[Collected data]
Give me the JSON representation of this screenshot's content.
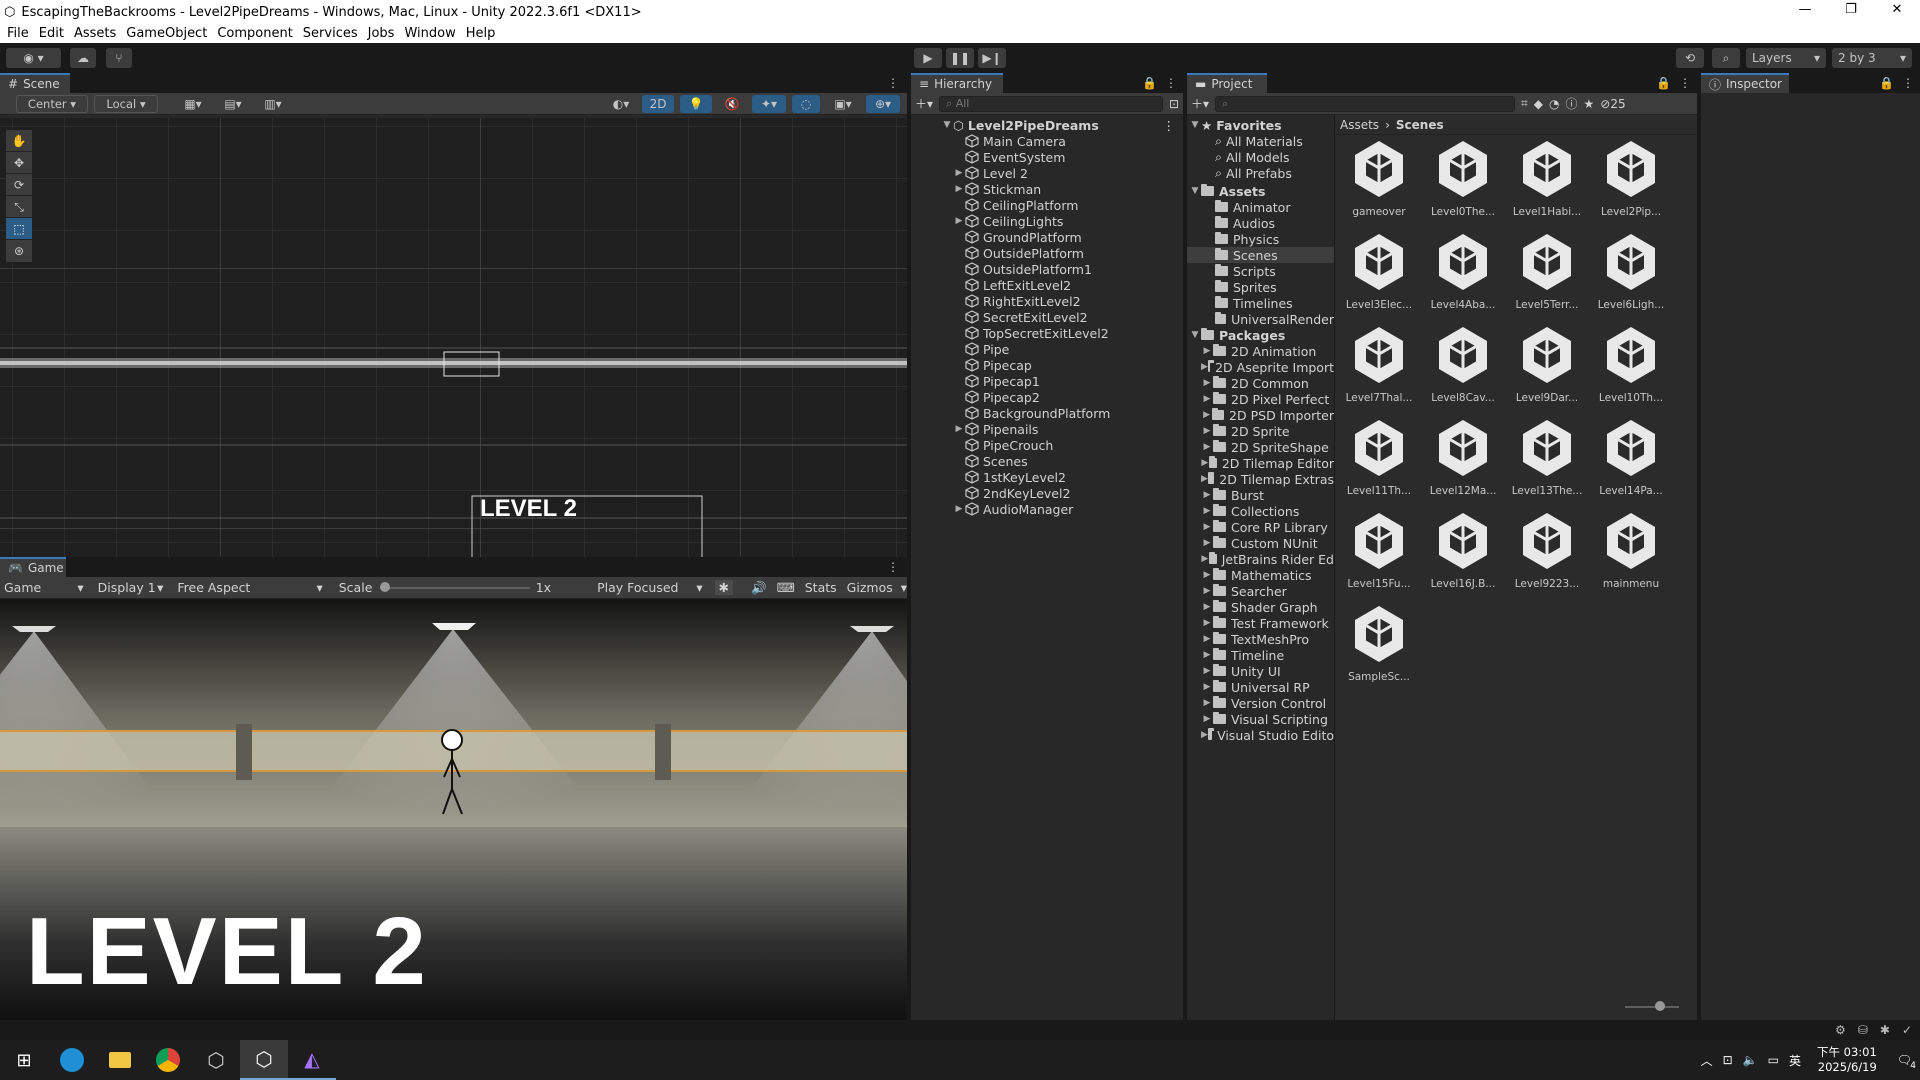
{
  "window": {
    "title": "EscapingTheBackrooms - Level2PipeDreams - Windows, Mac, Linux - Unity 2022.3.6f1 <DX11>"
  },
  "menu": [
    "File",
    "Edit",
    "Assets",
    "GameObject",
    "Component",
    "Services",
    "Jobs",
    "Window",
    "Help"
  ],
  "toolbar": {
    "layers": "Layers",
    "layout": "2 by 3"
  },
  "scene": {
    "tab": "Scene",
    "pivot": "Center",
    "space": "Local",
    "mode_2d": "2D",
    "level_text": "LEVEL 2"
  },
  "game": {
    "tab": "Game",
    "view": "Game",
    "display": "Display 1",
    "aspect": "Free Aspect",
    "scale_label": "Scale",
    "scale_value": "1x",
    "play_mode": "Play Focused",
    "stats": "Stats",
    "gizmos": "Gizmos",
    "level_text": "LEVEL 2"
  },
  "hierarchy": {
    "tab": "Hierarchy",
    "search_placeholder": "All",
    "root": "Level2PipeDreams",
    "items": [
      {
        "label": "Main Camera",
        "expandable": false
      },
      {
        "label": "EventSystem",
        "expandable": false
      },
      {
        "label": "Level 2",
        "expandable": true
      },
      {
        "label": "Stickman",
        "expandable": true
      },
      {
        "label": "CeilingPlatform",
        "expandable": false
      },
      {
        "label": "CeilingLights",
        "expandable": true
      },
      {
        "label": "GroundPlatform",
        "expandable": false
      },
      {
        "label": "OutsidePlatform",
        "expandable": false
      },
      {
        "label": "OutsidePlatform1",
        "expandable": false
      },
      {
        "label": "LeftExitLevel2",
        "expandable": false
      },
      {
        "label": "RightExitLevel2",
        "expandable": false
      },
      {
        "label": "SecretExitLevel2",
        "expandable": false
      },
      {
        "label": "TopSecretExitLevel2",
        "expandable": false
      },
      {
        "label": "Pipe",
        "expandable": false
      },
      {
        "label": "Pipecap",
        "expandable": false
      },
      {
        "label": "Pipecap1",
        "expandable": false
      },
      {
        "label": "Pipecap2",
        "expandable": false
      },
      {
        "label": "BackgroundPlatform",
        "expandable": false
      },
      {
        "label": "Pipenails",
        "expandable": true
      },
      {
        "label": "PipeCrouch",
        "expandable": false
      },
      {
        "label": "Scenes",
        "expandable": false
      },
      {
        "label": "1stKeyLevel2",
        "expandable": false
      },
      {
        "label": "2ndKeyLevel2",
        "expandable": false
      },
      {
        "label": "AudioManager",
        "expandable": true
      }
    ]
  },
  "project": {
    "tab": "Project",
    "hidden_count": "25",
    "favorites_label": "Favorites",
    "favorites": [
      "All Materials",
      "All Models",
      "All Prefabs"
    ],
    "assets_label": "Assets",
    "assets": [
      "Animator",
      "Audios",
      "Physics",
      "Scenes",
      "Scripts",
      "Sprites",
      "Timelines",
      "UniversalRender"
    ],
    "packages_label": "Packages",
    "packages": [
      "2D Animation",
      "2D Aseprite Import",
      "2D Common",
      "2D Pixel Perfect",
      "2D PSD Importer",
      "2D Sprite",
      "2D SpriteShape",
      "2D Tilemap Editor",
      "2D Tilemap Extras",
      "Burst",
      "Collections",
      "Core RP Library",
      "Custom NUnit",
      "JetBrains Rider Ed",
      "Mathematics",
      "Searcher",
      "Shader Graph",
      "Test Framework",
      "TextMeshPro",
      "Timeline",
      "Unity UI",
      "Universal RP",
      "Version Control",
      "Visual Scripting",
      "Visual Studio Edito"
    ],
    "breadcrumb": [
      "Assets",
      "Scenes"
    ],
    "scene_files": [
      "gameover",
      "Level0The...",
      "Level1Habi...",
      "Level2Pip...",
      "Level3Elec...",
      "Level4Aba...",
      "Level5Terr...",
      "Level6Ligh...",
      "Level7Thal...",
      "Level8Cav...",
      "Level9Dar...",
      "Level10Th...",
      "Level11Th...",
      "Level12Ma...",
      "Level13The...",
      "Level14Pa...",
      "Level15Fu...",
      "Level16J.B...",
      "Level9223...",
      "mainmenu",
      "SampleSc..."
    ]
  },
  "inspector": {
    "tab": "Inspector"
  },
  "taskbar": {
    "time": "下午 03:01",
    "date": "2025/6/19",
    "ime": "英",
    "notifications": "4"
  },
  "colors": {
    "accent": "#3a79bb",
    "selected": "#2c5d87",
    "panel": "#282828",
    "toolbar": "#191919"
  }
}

## REQUEST
Keep every word of the data as it is when you write it out, but drop the pictures.

## OUTPUT
Give me the JSON representation of this screenshot's content.
{
  "window": {
    "title": "EscapingTheBackrooms - Level2PipeDreams - Windows, Mac, Linux - Unity 2022.3.6f1 <DX11>"
  },
  "menu": [
    "File",
    "Edit",
    "Assets",
    "GameObject",
    "Component",
    "Services",
    "Jobs",
    "Window",
    "Help"
  ],
  "toolbar": {
    "layers": "Layers",
    "layout": "2 by 3"
  },
  "scene": {
    "tab": "Scene",
    "pivot": "Center",
    "space": "Local",
    "mode_2d": "2D",
    "level_text": "LEVEL 2"
  },
  "game": {
    "tab": "Game",
    "view": "Game",
    "display": "Display 1",
    "aspect": "Free Aspect",
    "scale_label": "Scale",
    "scale_value": "1x",
    "play_mode": "Play Focused",
    "stats": "Stats",
    "gizmos": "Gizmos",
    "level_text": "LEVEL 2"
  },
  "hierarchy": {
    "tab": "Hierarchy",
    "search_placeholder": "All",
    "root": "Level2PipeDreams",
    "items": [
      {
        "label": "Main Camera",
        "expandable": false
      },
      {
        "label": "EventSystem",
        "expandable": false
      },
      {
        "label": "Level 2",
        "expandable": true
      },
      {
        "label": "Stickman",
        "expandable": true
      },
      {
        "label": "CeilingPlatform",
        "expandable": false
      },
      {
        "label": "CeilingLights",
        "expandable": true
      },
      {
        "label": "GroundPlatform",
        "expandable": false
      },
      {
        "label": "OutsidePlatform",
        "expandable": false
      },
      {
        "label": "OutsidePlatform1",
        "expandable": false
      },
      {
        "label": "LeftExitLevel2",
        "expandable": false
      },
      {
        "label": "RightExitLevel2",
        "expandable": false
      },
      {
        "label": "SecretExitLevel2",
        "expandable": false
      },
      {
        "label": "TopSecretExitLevel2",
        "expandable": false
      },
      {
        "label": "Pipe",
        "expandable": false
      },
      {
        "label": "Pipecap",
        "expandable": false
      },
      {
        "label": "Pipecap1",
        "expandable": false
      },
      {
        "label": "Pipecap2",
        "expandable": false
      },
      {
        "label": "BackgroundPlatform",
        "expandable": false
      },
      {
        "label": "Pipenails",
        "expandable": true
      },
      {
        "label": "PipeCrouch",
        "expandable": false
      },
      {
        "label": "Scenes",
        "expandable": false
      },
      {
        "label": "1stKeyLevel2",
        "expandable": false
      },
      {
        "label": "2ndKeyLevel2",
        "expandable": false
      },
      {
        "label": "AudioManager",
        "expandable": true
      }
    ]
  },
  "project": {
    "tab": "Project",
    "hidden_count": "25",
    "favorites_label": "Favorites",
    "favorites": [
      "All Materials",
      "All Models",
      "All Prefabs"
    ],
    "assets_label": "Assets",
    "assets": [
      "Animator",
      "Audios",
      "Physics",
      "Scenes",
      "Scripts",
      "Sprites",
      "Timelines",
      "UniversalRender"
    ],
    "packages_label": "Packages",
    "packages": [
      "2D Animation",
      "2D Aseprite Import",
      "2D Common",
      "2D Pixel Perfect",
      "2D PSD Importer",
      "2D Sprite",
      "2D SpriteShape",
      "2D Tilemap Editor",
      "2D Tilemap Extras",
      "Burst",
      "Collections",
      "Core RP Library",
      "Custom NUnit",
      "JetBrains Rider Ed",
      "Mathematics",
      "Searcher",
      "Shader Graph",
      "Test Framework",
      "TextMeshPro",
      "Timeline",
      "Unity UI",
      "Universal RP",
      "Version Control",
      "Visual Scripting",
      "Visual Studio Edito"
    ],
    "breadcrumb": [
      "Assets",
      "Scenes"
    ],
    "scene_files": [
      "gameover",
      "Level0The...",
      "Level1Habi...",
      "Level2Pip...",
      "Level3Elec...",
      "Level4Aba...",
      "Level5Terr...",
      "Level6Ligh...",
      "Level7Thal...",
      "Level8Cav...",
      "Level9Dar...",
      "Level10Th...",
      "Level11Th...",
      "Level12Ma...",
      "Level13The...",
      "Level14Pa...",
      "Level15Fu...",
      "Level16J.B...",
      "Level9223...",
      "mainmenu",
      "SampleSc..."
    ]
  },
  "inspector": {
    "tab": "Inspector"
  },
  "taskbar": {
    "time": "下午 03:01",
    "date": "2025/6/19",
    "ime": "英",
    "notifications": "4"
  },
  "colors": {
    "accent": "#3a79bb",
    "selected": "#2c5d87",
    "panel": "#282828",
    "toolbar": "#191919"
  }
}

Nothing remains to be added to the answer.